Look through the listing for the word "more". Copy each line that has it.

════════

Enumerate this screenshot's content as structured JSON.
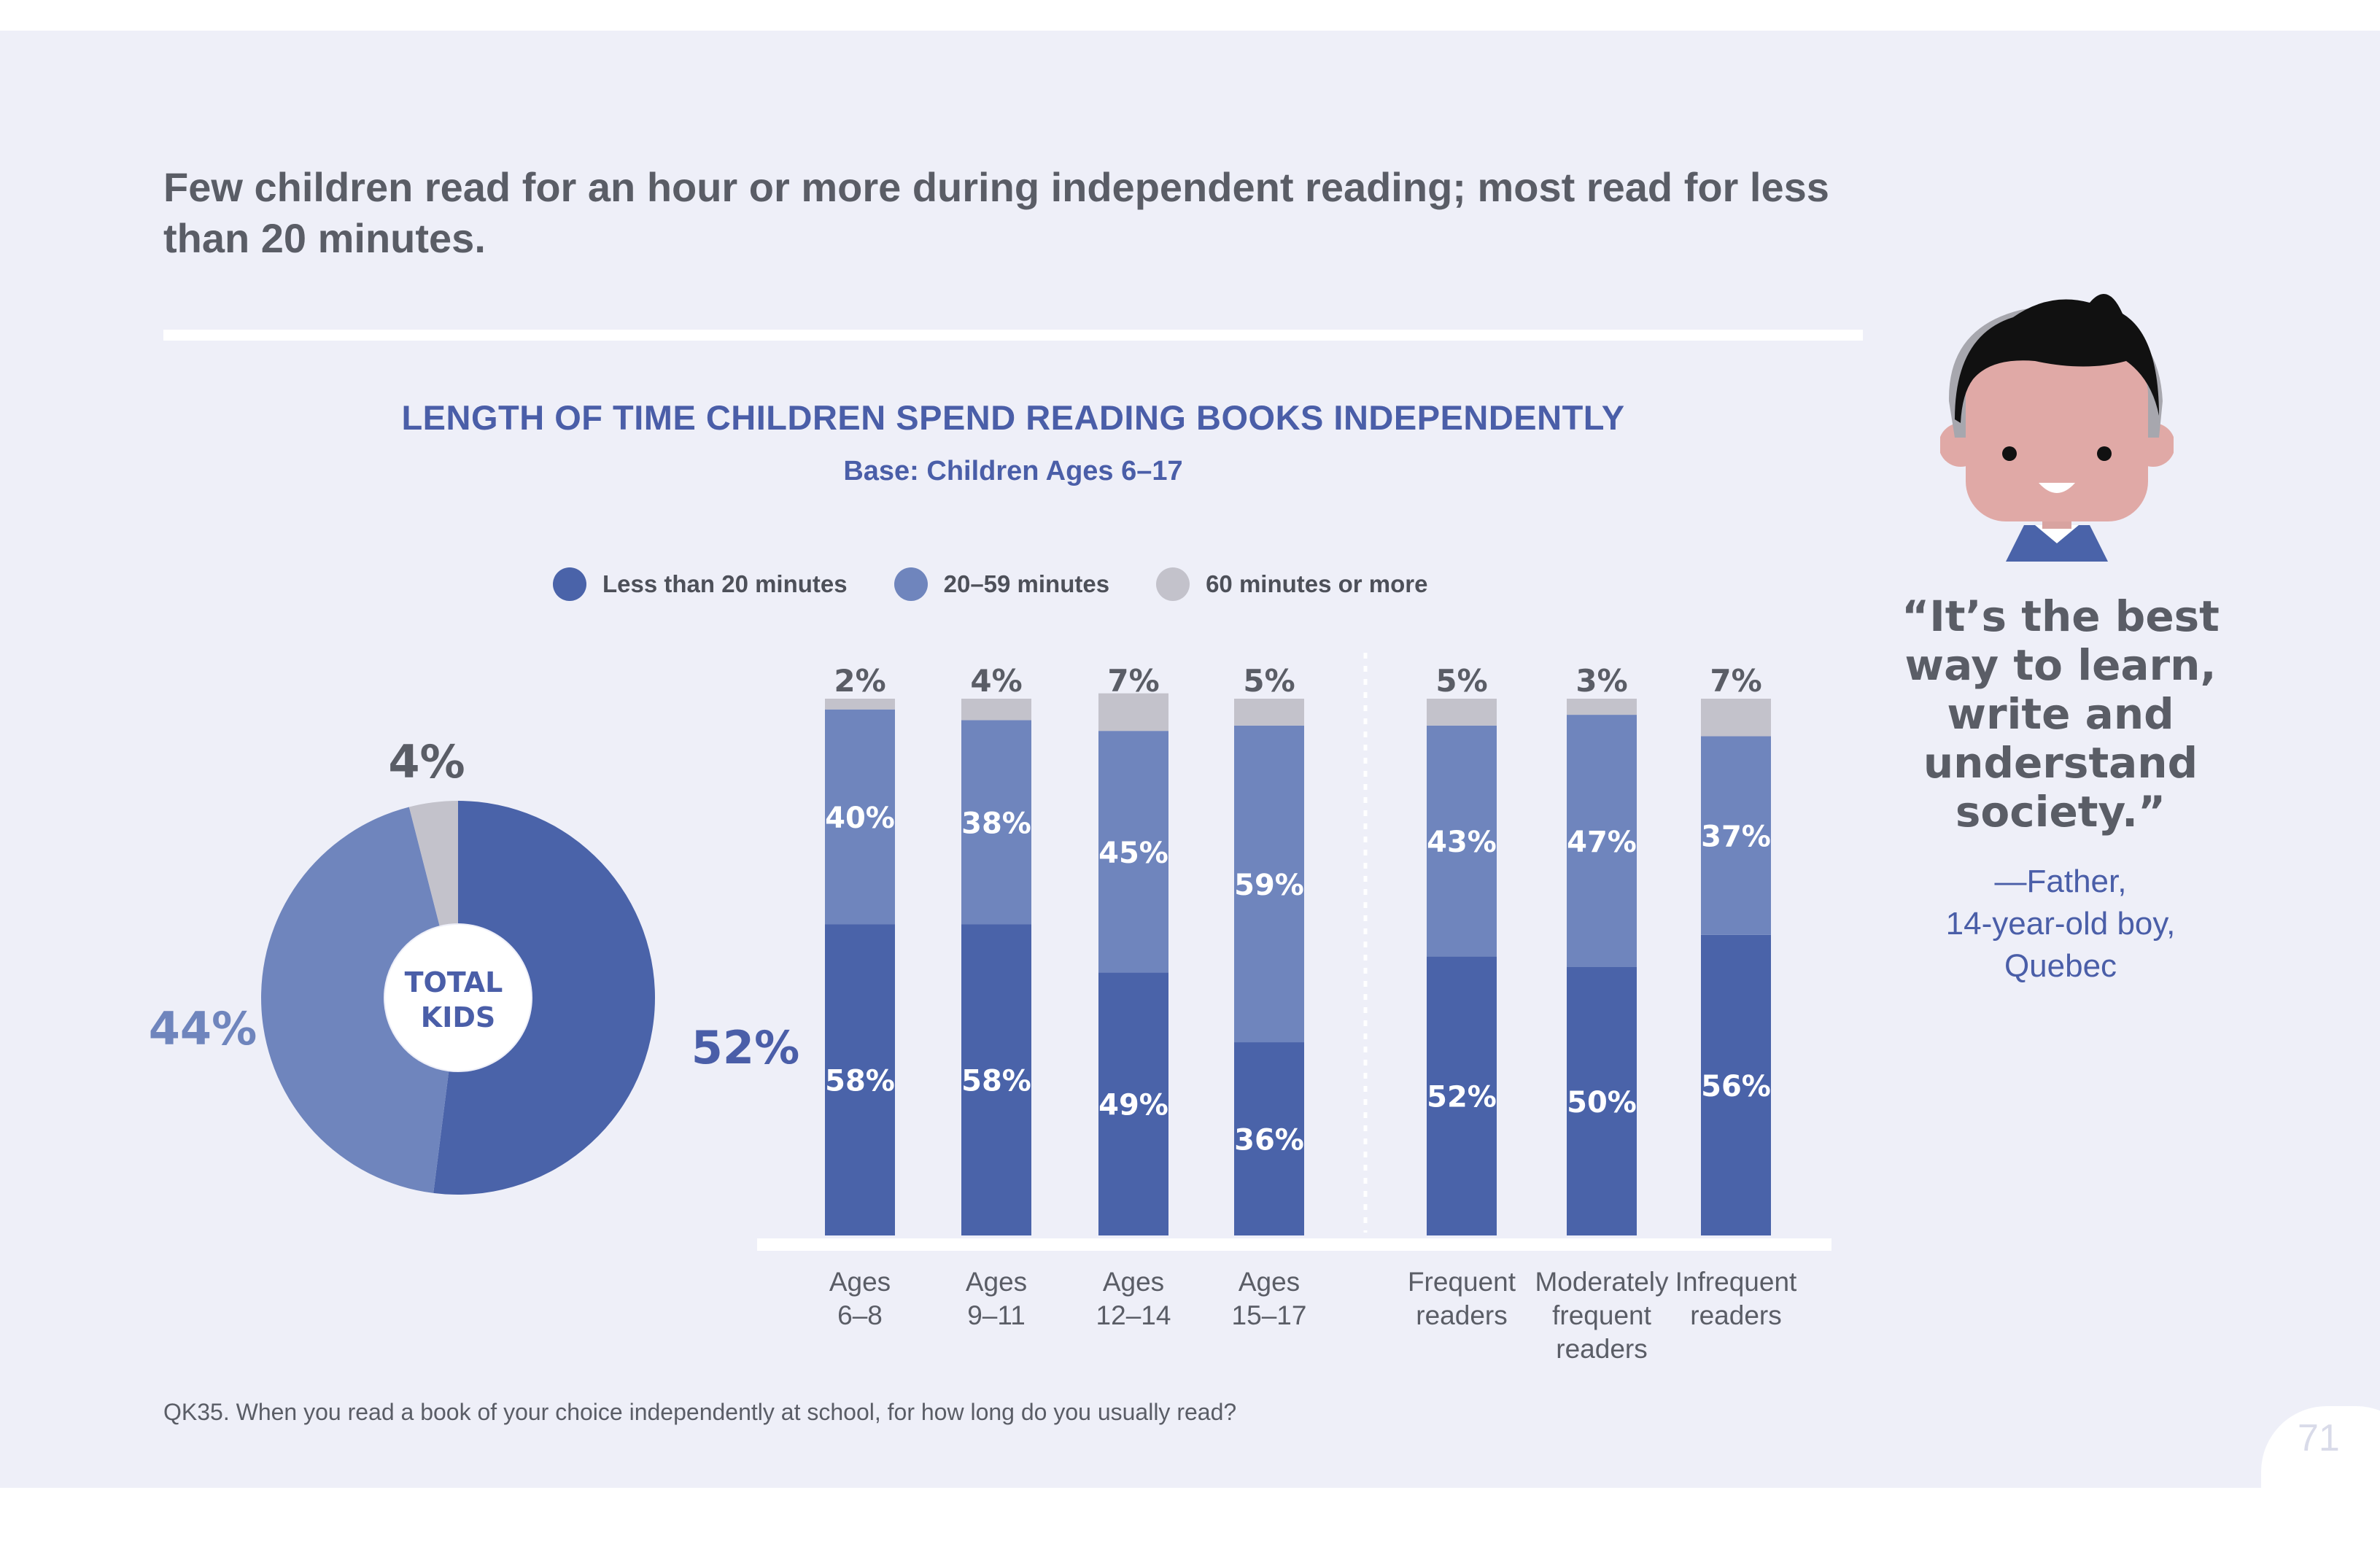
{
  "headline": "Few children read for an hour or more during independent reading; most read for less than 20 minutes.",
  "colors": {
    "less_than_20": "#4a63a9",
    "twenty_to_59": "#6f85bd",
    "sixty_plus": "#c3c2cb",
    "title_blue": "#4a5ea8",
    "text_gray": "#5a5d66",
    "background": "#eeeff8"
  },
  "quote": {
    "text": "“It’s the best way to learn, write and understand society.”",
    "attribution_lines": [
      "—Father,",
      "14-year-old boy,",
      "Quebec"
    ]
  },
  "footnote": "QK35. When you read a book of your choice independently at school, for how long do you usually read?",
  "page_number": "71",
  "avatar_icon": "child-avatar-icon",
  "chart_data": [
    {
      "type": "pie",
      "title": "LENGTH OF TIME CHILDREN SPEND READING BOOKS INDEPENDENTLY",
      "subtitle": "Base: Children Ages 6–17",
      "center_label": [
        "TOTAL",
        "KIDS"
      ],
      "legend": {
        "placement": "top",
        "entries": [
          "Less than 20 minutes",
          "20–59 minutes",
          "60 minutes or more"
        ]
      },
      "slices": [
        {
          "name": "Less than 20 minutes",
          "value": 52,
          "label": "52%"
        },
        {
          "name": "20–59 minutes",
          "value": 44,
          "label": "44%"
        },
        {
          "name": "60 minutes or more",
          "value": 4,
          "label": "4%"
        }
      ]
    },
    {
      "type": "bar",
      "stacked": true,
      "ylim": [
        0,
        100
      ],
      "grid": false,
      "groups": [
        {
          "label": "Ages 6–8",
          "lines": [
            "Ages",
            "6–8"
          ],
          "values": [
            58,
            40,
            2
          ],
          "labels": [
            "58%",
            "40%",
            "2%"
          ]
        },
        {
          "label": "Ages 9–11",
          "lines": [
            "Ages",
            "9–11"
          ],
          "values": [
            58,
            38,
            4
          ],
          "labels": [
            "58%",
            "38%",
            "4%"
          ]
        },
        {
          "label": "Ages 12–14",
          "lines": [
            "Ages",
            "12–14"
          ],
          "values": [
            49,
            45,
            7
          ],
          "labels": [
            "49%",
            "45%",
            "7%"
          ]
        },
        {
          "label": "Ages 15–17",
          "lines": [
            "Ages",
            "15–17"
          ],
          "values": [
            36,
            59,
            5
          ],
          "labels": [
            "36%",
            "59%",
            "5%"
          ]
        },
        {
          "label": "Frequent readers",
          "lines": [
            "Frequent",
            "readers"
          ],
          "values": [
            52,
            43,
            5
          ],
          "labels": [
            "52%",
            "43%",
            "5%"
          ]
        },
        {
          "label": "Moderately frequent readers",
          "lines": [
            "Moderately",
            "frequent",
            "readers"
          ],
          "values": [
            50,
            47,
            3
          ],
          "labels": [
            "50%",
            "47%",
            "3%"
          ]
        },
        {
          "label": "Infrequent readers",
          "lines": [
            "Infrequent",
            "readers"
          ],
          "values": [
            56,
            37,
            7
          ],
          "labels": [
            "56%",
            "37%",
            "7%"
          ]
        }
      ],
      "series": [
        {
          "name": "Less than 20 minutes"
        },
        {
          "name": "20–59 minutes"
        },
        {
          "name": "60 minutes or more"
        }
      ]
    }
  ]
}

════════

* _Result for this exercise_
  "headline": "Few children read for an hour or more during independent reading; most read for less than 20 minutes.",
          "60 minutes or more"
          "name": "60 minutes or more",
          "name": "60 minutes or more"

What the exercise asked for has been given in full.